>> BEGIN TASK DATA
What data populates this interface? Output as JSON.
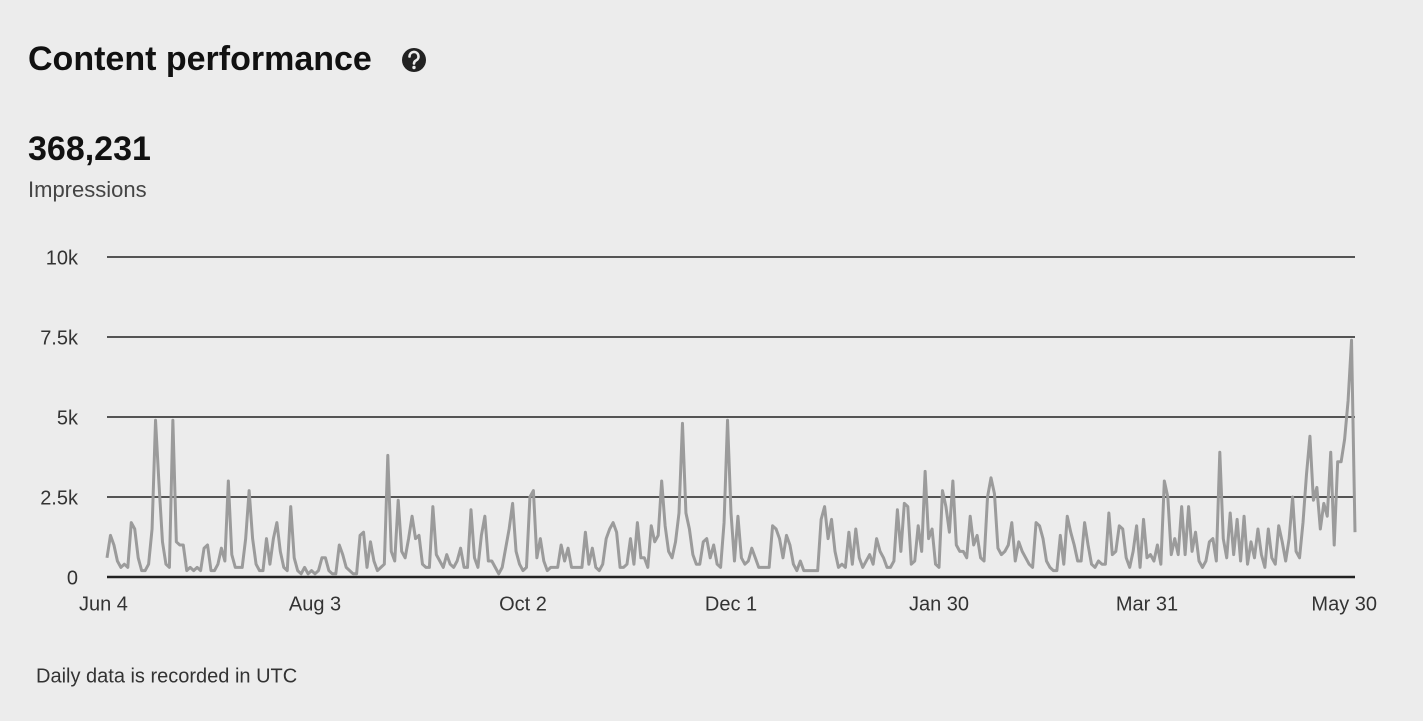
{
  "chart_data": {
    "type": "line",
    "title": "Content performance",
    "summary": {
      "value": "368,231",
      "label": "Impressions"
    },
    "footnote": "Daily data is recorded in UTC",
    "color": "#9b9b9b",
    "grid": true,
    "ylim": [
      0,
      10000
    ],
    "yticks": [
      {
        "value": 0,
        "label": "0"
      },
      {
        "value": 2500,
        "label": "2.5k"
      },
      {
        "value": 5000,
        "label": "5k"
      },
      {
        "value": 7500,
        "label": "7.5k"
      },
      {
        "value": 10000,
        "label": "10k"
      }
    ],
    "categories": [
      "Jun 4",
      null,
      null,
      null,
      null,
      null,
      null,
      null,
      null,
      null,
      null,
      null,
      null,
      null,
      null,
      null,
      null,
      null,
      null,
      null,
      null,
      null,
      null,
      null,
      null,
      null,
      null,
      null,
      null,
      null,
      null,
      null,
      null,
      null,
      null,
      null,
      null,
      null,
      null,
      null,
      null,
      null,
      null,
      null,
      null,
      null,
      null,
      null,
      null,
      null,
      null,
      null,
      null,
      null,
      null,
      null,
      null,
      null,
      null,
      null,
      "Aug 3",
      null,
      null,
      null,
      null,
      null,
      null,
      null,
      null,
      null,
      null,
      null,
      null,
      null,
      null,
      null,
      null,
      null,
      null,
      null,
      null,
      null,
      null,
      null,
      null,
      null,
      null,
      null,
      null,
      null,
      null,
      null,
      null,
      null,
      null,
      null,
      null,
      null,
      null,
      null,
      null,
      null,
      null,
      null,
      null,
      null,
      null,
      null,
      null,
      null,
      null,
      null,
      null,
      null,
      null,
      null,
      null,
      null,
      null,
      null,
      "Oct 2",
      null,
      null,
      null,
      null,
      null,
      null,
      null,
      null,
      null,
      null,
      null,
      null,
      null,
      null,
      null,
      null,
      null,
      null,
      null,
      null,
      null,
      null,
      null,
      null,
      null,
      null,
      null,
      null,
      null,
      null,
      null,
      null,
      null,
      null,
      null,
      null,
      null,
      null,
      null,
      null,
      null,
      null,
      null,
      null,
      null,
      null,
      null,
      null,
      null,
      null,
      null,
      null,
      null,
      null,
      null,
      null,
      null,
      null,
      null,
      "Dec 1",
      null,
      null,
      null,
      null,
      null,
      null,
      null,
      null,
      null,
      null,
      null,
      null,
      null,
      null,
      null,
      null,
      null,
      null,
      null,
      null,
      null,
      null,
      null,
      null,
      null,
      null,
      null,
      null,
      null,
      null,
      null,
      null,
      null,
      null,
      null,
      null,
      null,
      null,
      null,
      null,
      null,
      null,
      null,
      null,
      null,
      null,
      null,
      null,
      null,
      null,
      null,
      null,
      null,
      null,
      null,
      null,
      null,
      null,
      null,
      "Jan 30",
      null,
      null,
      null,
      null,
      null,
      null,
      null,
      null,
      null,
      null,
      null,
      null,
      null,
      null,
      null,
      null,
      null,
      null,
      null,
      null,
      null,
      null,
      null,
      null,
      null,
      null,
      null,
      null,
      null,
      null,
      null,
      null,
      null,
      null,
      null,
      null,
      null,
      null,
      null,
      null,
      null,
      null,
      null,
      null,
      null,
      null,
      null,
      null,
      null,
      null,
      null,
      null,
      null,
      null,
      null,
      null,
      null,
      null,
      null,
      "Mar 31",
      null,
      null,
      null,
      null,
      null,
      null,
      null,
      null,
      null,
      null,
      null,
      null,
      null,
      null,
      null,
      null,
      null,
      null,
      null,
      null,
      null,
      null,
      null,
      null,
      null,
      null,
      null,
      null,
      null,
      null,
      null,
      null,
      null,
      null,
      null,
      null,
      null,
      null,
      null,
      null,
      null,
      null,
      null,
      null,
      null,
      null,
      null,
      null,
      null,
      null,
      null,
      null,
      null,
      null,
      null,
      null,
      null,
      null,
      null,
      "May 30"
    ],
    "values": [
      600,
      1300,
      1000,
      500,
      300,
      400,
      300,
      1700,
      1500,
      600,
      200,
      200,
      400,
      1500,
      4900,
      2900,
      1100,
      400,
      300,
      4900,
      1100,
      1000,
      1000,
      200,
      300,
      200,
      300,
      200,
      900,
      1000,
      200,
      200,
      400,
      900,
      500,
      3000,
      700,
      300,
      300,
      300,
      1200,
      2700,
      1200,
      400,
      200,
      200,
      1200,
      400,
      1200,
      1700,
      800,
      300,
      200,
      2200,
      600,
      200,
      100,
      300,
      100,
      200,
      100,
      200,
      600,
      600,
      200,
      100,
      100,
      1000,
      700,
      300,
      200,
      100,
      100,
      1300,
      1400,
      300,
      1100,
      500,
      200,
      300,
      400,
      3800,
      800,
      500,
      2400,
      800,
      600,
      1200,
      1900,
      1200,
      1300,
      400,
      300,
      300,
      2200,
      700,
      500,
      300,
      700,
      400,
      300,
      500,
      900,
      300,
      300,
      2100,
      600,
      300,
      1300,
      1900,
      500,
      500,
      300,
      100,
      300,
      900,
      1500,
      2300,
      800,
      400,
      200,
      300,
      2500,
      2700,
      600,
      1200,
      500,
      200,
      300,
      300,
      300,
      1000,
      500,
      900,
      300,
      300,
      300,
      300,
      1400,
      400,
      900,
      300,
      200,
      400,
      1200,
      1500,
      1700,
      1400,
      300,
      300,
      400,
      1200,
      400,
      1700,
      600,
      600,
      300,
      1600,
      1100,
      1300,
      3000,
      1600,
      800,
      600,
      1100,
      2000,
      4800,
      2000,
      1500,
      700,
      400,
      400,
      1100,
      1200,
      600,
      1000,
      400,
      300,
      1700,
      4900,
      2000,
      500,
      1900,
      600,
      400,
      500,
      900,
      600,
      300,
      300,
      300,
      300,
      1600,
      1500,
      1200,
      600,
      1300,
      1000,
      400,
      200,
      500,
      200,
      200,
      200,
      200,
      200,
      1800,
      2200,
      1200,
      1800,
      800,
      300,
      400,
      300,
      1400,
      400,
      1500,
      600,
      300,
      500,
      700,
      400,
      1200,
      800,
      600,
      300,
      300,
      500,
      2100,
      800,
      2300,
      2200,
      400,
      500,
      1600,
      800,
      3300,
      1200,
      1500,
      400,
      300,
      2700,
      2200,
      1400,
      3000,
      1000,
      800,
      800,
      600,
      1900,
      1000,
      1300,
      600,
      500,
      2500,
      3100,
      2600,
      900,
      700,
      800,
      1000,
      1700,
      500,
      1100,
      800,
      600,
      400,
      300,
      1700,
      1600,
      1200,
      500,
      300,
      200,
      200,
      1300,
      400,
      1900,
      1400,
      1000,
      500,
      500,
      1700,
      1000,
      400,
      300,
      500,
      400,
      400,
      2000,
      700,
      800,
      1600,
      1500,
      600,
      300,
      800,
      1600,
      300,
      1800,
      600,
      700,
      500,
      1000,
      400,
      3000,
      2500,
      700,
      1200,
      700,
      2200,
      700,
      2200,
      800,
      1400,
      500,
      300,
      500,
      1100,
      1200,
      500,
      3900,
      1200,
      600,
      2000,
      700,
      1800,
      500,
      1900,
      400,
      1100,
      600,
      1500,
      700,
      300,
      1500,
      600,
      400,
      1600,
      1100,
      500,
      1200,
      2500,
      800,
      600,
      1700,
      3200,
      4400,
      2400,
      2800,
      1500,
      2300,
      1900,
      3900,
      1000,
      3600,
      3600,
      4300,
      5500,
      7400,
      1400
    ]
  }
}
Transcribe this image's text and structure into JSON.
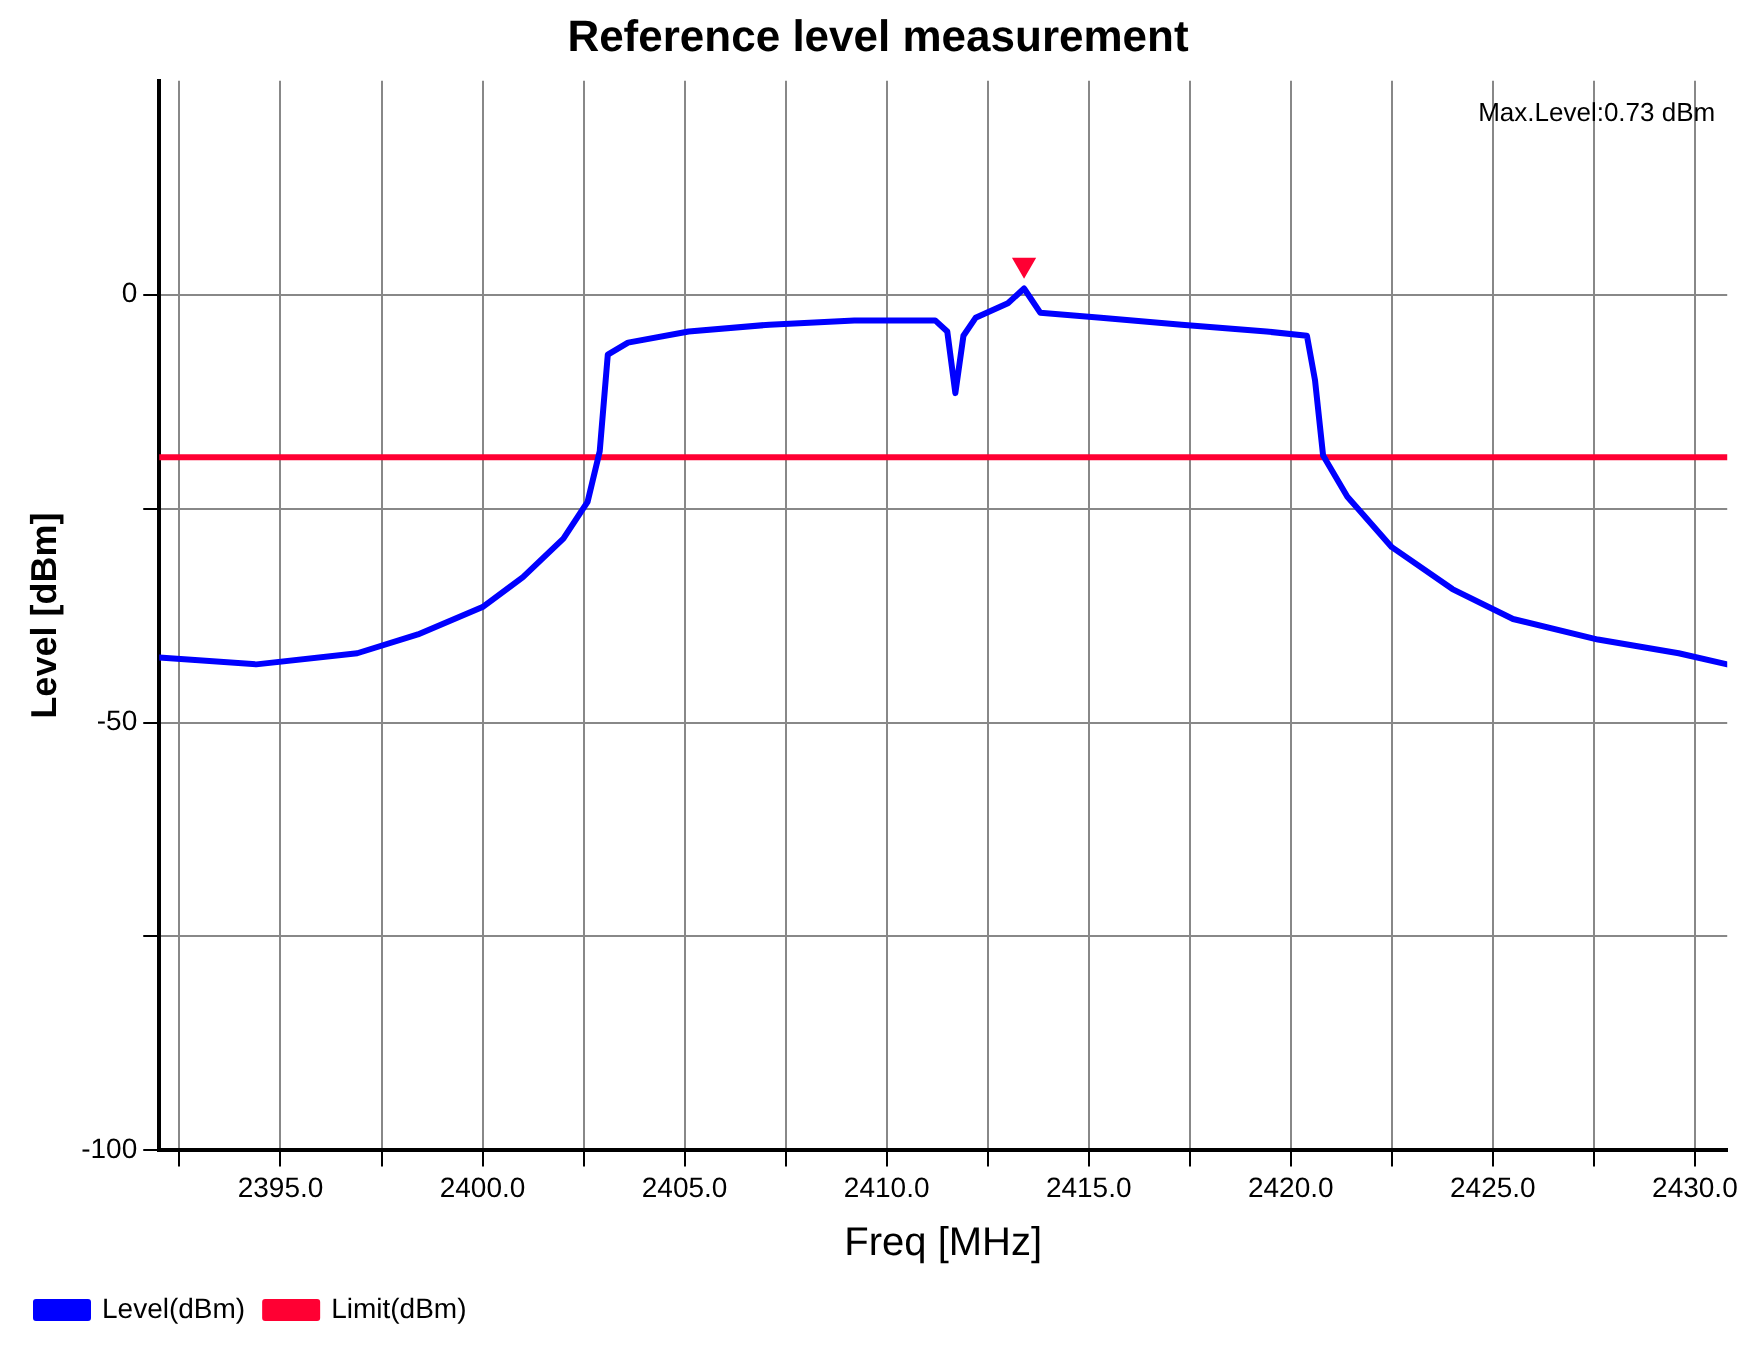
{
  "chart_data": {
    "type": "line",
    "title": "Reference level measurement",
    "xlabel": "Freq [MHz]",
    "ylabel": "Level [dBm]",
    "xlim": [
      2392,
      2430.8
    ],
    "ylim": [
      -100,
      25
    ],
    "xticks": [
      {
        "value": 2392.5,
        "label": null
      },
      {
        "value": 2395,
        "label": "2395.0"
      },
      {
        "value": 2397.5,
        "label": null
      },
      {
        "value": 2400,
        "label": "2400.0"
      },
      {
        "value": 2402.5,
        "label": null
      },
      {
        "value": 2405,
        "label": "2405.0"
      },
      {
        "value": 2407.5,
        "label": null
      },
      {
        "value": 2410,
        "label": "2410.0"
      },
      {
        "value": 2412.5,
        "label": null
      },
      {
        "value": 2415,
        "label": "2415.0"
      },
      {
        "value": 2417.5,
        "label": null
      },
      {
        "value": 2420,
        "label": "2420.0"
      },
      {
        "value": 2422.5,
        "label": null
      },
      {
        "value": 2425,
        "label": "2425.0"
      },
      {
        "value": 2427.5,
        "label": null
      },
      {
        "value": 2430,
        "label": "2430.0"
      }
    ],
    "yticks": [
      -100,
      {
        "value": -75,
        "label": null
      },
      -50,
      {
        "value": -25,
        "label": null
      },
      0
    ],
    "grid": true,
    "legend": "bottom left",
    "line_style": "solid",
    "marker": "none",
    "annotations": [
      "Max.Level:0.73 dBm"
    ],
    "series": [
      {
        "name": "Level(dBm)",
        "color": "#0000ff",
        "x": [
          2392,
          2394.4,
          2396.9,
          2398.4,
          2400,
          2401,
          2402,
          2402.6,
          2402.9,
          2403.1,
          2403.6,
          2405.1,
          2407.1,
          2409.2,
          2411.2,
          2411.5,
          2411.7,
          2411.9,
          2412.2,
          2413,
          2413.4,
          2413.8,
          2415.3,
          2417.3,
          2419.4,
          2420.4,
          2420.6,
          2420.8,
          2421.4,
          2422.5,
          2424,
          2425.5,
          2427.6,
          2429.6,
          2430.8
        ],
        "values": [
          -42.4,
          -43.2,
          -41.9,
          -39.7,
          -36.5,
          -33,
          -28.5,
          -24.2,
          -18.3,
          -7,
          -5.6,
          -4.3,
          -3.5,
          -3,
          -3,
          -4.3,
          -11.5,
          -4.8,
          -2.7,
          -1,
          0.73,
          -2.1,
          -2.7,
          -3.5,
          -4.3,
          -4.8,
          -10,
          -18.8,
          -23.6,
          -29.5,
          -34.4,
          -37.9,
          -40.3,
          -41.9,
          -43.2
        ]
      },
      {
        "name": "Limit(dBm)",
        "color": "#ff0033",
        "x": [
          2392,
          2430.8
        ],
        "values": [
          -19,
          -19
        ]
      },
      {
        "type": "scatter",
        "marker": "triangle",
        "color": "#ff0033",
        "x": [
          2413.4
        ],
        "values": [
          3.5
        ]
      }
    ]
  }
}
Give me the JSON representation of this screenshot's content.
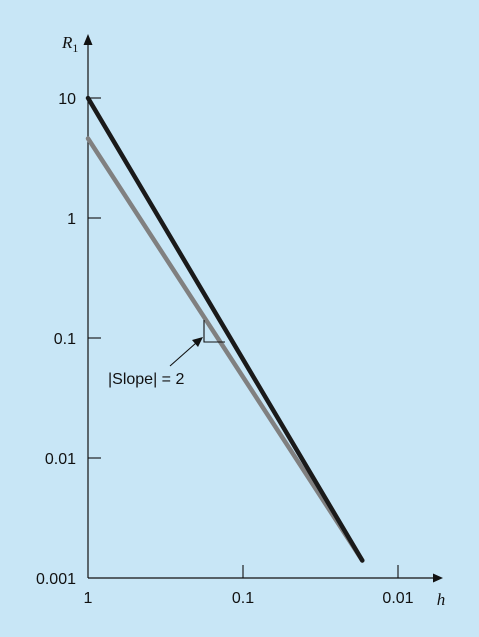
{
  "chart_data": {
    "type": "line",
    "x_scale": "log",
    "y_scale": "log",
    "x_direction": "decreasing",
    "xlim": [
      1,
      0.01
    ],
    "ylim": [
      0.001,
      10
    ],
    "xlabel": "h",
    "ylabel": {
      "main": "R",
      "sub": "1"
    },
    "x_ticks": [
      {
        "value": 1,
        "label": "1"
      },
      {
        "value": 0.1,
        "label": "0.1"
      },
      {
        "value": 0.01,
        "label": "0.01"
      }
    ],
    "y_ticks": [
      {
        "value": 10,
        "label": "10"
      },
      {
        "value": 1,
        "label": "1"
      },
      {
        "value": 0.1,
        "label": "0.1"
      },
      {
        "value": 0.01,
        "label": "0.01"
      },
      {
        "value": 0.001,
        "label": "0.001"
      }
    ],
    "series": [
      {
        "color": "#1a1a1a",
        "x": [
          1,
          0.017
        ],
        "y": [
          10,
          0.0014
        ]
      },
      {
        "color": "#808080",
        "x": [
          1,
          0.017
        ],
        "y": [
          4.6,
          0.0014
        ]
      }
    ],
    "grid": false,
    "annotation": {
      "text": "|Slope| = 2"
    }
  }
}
>> END TASK DATA
◆ **THE EXERCISE**
Leave out each picture and extract the lines from the one containing "Give me the" through the end of the records above, inclusive, exactly as they stand.

◆ **FINAL RESULT**
Give me the JSON representation of this screenshot's content.
{
  "chart_data": {
    "type": "line",
    "x_scale": "log",
    "y_scale": "log",
    "x_direction": "decreasing",
    "xlim": [
      1,
      0.01
    ],
    "ylim": [
      0.001,
      10
    ],
    "xlabel": "h",
    "ylabel": {
      "main": "R",
      "sub": "1"
    },
    "x_ticks": [
      {
        "value": 1,
        "label": "1"
      },
      {
        "value": 0.1,
        "label": "0.1"
      },
      {
        "value": 0.01,
        "label": "0.01"
      }
    ],
    "y_ticks": [
      {
        "value": 10,
        "label": "10"
      },
      {
        "value": 1,
        "label": "1"
      },
      {
        "value": 0.1,
        "label": "0.1"
      },
      {
        "value": 0.01,
        "label": "0.01"
      },
      {
        "value": 0.001,
        "label": "0.001"
      }
    ],
    "series": [
      {
        "color": "#1a1a1a",
        "x": [
          1,
          0.017
        ],
        "y": [
          10,
          0.0014
        ]
      },
      {
        "color": "#808080",
        "x": [
          1,
          0.017
        ],
        "y": [
          4.6,
          0.0014
        ]
      }
    ],
    "grid": false,
    "annotation": {
      "text": "|Slope| = 2"
    }
  }
}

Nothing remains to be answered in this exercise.